_Prompt:_ Exclude the pictures, then copy all remaining records exactly.

_Provided data:_
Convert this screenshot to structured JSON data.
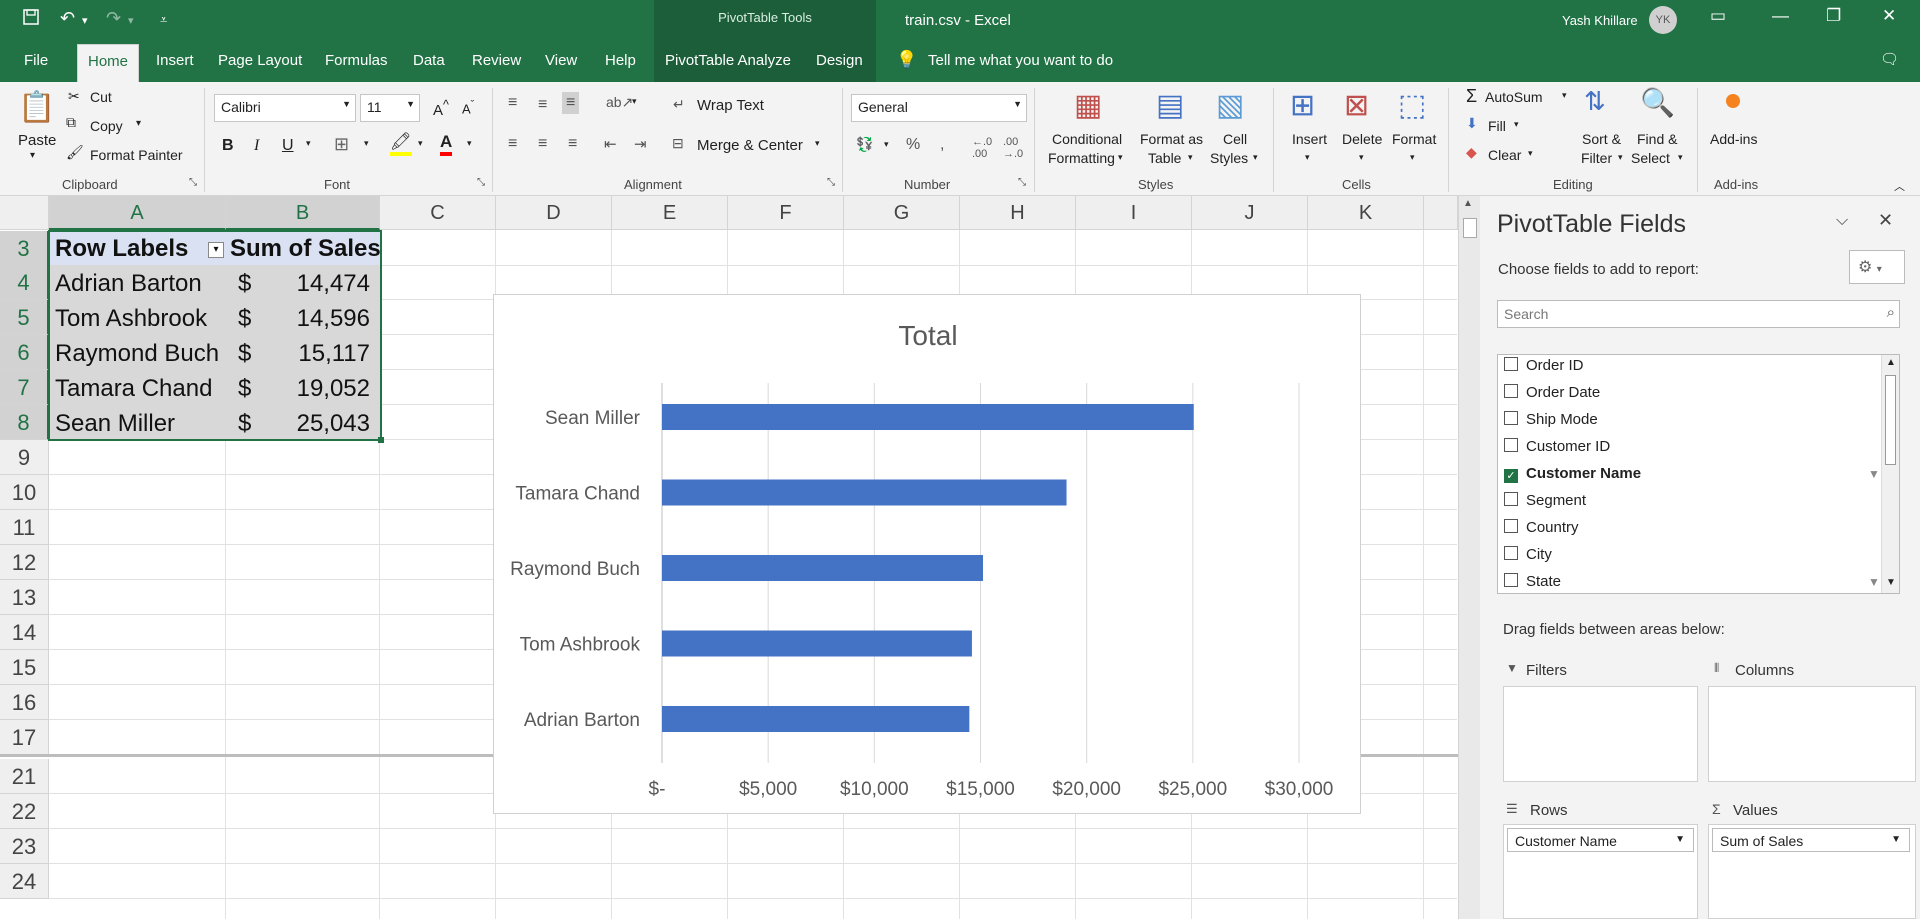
{
  "titlebar": {
    "doc_title": "train.csv  -  Excel",
    "context_tab_group": "PivotTable Tools",
    "user_name": "Yash Khillare",
    "user_initials": "YK",
    "save_icon": "save-icon",
    "undo_icon": "undo-icon",
    "redo_icon": "redo-icon"
  },
  "tabs": [
    "File",
    "Home",
    "Insert",
    "Page Layout",
    "Formulas",
    "Data",
    "Review",
    "View",
    "Help",
    "PivotTable Analyze",
    "Design"
  ],
  "active_tab": "Home",
  "tell_me": "Tell me what you want to do",
  "ribbon": {
    "clipboard": {
      "paste": "Paste",
      "cut": "Cut",
      "copy": "Copy",
      "format_painter": "Format Painter",
      "group": "Clipboard"
    },
    "font": {
      "name": "Calibri",
      "size": "11",
      "group": "Font",
      "bold": "B",
      "italic": "I",
      "underline": "U"
    },
    "alignment": {
      "wrap": "Wrap Text",
      "merge": "Merge & Center",
      "group": "Alignment"
    },
    "number": {
      "format": "General",
      "group": "Number"
    },
    "styles": {
      "conditional": "Conditional",
      "conditional2": "Formatting",
      "format_table": "Format as",
      "format_table2": "Table",
      "cell_styles": "Cell",
      "cell_styles2": "Styles",
      "group": "Styles"
    },
    "cells": {
      "insert": "Insert",
      "delete": "Delete",
      "format": "Format",
      "group": "Cells"
    },
    "editing": {
      "autosum": "AutoSum",
      "fill": "Fill",
      "clear": "Clear",
      "sort": "Sort &",
      "sort2": "Filter",
      "find": "Find &",
      "find2": "Select",
      "group": "Editing"
    },
    "addins": {
      "label": "Add-ins",
      "group": "Add-ins"
    }
  },
  "sheet": {
    "columns": [
      "A",
      "B",
      "C",
      "D",
      "E",
      "F",
      "G",
      "H",
      "I",
      "J",
      "K"
    ],
    "rows": [
      "3",
      "4",
      "5",
      "6",
      "7",
      "8",
      "9",
      "10",
      "11",
      "12",
      "13",
      "14",
      "15",
      "16",
      "17",
      "21",
      "22",
      "23",
      "24"
    ],
    "header": {
      "row_labels": "Row Labels",
      "sum_of_sales": "Sum of Sales"
    },
    "currency": "$",
    "data_rows": [
      {
        "name": "Adrian Barton",
        "value": "14,474"
      },
      {
        "name": "Tom Ashbrook",
        "value": "14,596"
      },
      {
        "name": "Raymond Buch",
        "value": "15,117"
      },
      {
        "name": "Tamara Chand",
        "value": "19,052"
      },
      {
        "name": "Sean Miller",
        "value": "25,043"
      }
    ]
  },
  "chart_data": {
    "type": "bar",
    "orientation": "horizontal",
    "title": "Total",
    "categories": [
      "Sean Miller",
      "Tamara Chand",
      "Raymond Buch",
      "Tom Ashbrook",
      "Adrian Barton"
    ],
    "values": [
      25043,
      19052,
      15117,
      14596,
      14474
    ],
    "xlim": [
      0,
      30000
    ],
    "xticks": [
      "$-",
      "$5,000",
      "$10,000",
      "$15,000",
      "$20,000",
      "$25,000",
      "$30,000"
    ],
    "bar_color": "#4472c4",
    "grid": true
  },
  "panel": {
    "title": "PivotTable Fields",
    "choose": "Choose fields to add to report:",
    "search_placeholder": "Search",
    "fields": [
      {
        "name": "Order ID",
        "checked": false
      },
      {
        "name": "Order Date",
        "checked": false
      },
      {
        "name": "Ship Mode",
        "checked": false
      },
      {
        "name": "Customer ID",
        "checked": false
      },
      {
        "name": "Customer Name",
        "checked": true
      },
      {
        "name": "Segment",
        "checked": false
      },
      {
        "name": "Country",
        "checked": false
      },
      {
        "name": "City",
        "checked": false
      },
      {
        "name": "State",
        "checked": false
      }
    ],
    "drag_text": "Drag fields between areas below:",
    "filters": "Filters",
    "columns": "Columns",
    "rows": "Rows",
    "values": "Values",
    "rows_value": "Customer Name",
    "values_value": "Sum of Sales"
  },
  "colors": {
    "accent": "#217346",
    "pivot_header": "#d9e1f2",
    "bar": "#4472c4"
  }
}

_Answer below:_
Convert this screenshot to structured JSON data.
{
  "titlebar": {
    "doc_title": "train.csv  -  Excel",
    "context_tab_group": "PivotTable Tools",
    "user_name": "Yash Khillare",
    "user_initials": "YK",
    "save_icon": "save-icon",
    "undo_icon": "undo-icon",
    "redo_icon": "redo-icon"
  },
  "tabs": [
    "File",
    "Home",
    "Insert",
    "Page Layout",
    "Formulas",
    "Data",
    "Review",
    "View",
    "Help",
    "PivotTable Analyze",
    "Design"
  ],
  "active_tab": "Home",
  "tell_me": "Tell me what you want to do",
  "ribbon": {
    "clipboard": {
      "paste": "Paste",
      "cut": "Cut",
      "copy": "Copy",
      "format_painter": "Format Painter",
      "group": "Clipboard"
    },
    "font": {
      "name": "Calibri",
      "size": "11",
      "group": "Font",
      "bold": "B",
      "italic": "I",
      "underline": "U"
    },
    "alignment": {
      "wrap": "Wrap Text",
      "merge": "Merge & Center",
      "group": "Alignment"
    },
    "number": {
      "format": "General",
      "group": "Number"
    },
    "styles": {
      "conditional": "Conditional",
      "conditional2": "Formatting",
      "format_table": "Format as",
      "format_table2": "Table",
      "cell_styles": "Cell",
      "cell_styles2": "Styles",
      "group": "Styles"
    },
    "cells": {
      "insert": "Insert",
      "delete": "Delete",
      "format": "Format",
      "group": "Cells"
    },
    "editing": {
      "autosum": "AutoSum",
      "fill": "Fill",
      "clear": "Clear",
      "sort": "Sort &",
      "sort2": "Filter",
      "find": "Find &",
      "find2": "Select",
      "group": "Editing"
    },
    "addins": {
      "label": "Add-ins",
      "group": "Add-ins"
    }
  },
  "sheet": {
    "columns": [
      "A",
      "B",
      "C",
      "D",
      "E",
      "F",
      "G",
      "H",
      "I",
      "J",
      "K"
    ],
    "rows": [
      "3",
      "4",
      "5",
      "6",
      "7",
      "8",
      "9",
      "10",
      "11",
      "12",
      "13",
      "14",
      "15",
      "16",
      "17",
      "21",
      "22",
      "23",
      "24"
    ],
    "header": {
      "row_labels": "Row Labels",
      "sum_of_sales": "Sum of Sales"
    },
    "currency": "$",
    "data_rows": [
      {
        "name": "Adrian Barton",
        "value": "14,474"
      },
      {
        "name": "Tom Ashbrook",
        "value": "14,596"
      },
      {
        "name": "Raymond Buch",
        "value": "15,117"
      },
      {
        "name": "Tamara Chand",
        "value": "19,052"
      },
      {
        "name": "Sean Miller",
        "value": "25,043"
      }
    ]
  },
  "chart_data": {
    "type": "bar",
    "orientation": "horizontal",
    "title": "Total",
    "categories": [
      "Sean Miller",
      "Tamara Chand",
      "Raymond Buch",
      "Tom Ashbrook",
      "Adrian Barton"
    ],
    "values": [
      25043,
      19052,
      15117,
      14596,
      14474
    ],
    "xlim": [
      0,
      30000
    ],
    "xticks": [
      "$-",
      "$5,000",
      "$10,000",
      "$15,000",
      "$20,000",
      "$25,000",
      "$30,000"
    ],
    "bar_color": "#4472c4",
    "grid": true
  },
  "panel": {
    "title": "PivotTable Fields",
    "choose": "Choose fields to add to report:",
    "search_placeholder": "Search",
    "fields": [
      {
        "name": "Order ID",
        "checked": false
      },
      {
        "name": "Order Date",
        "checked": false
      },
      {
        "name": "Ship Mode",
        "checked": false
      },
      {
        "name": "Customer ID",
        "checked": false
      },
      {
        "name": "Customer Name",
        "checked": true
      },
      {
        "name": "Segment",
        "checked": false
      },
      {
        "name": "Country",
        "checked": false
      },
      {
        "name": "City",
        "checked": false
      },
      {
        "name": "State",
        "checked": false
      }
    ],
    "drag_text": "Drag fields between areas below:",
    "filters": "Filters",
    "columns": "Columns",
    "rows": "Rows",
    "values": "Values",
    "rows_value": "Customer Name",
    "values_value": "Sum of Sales"
  },
  "colors": {
    "accent": "#217346",
    "pivot_header": "#d9e1f2",
    "bar": "#4472c4"
  }
}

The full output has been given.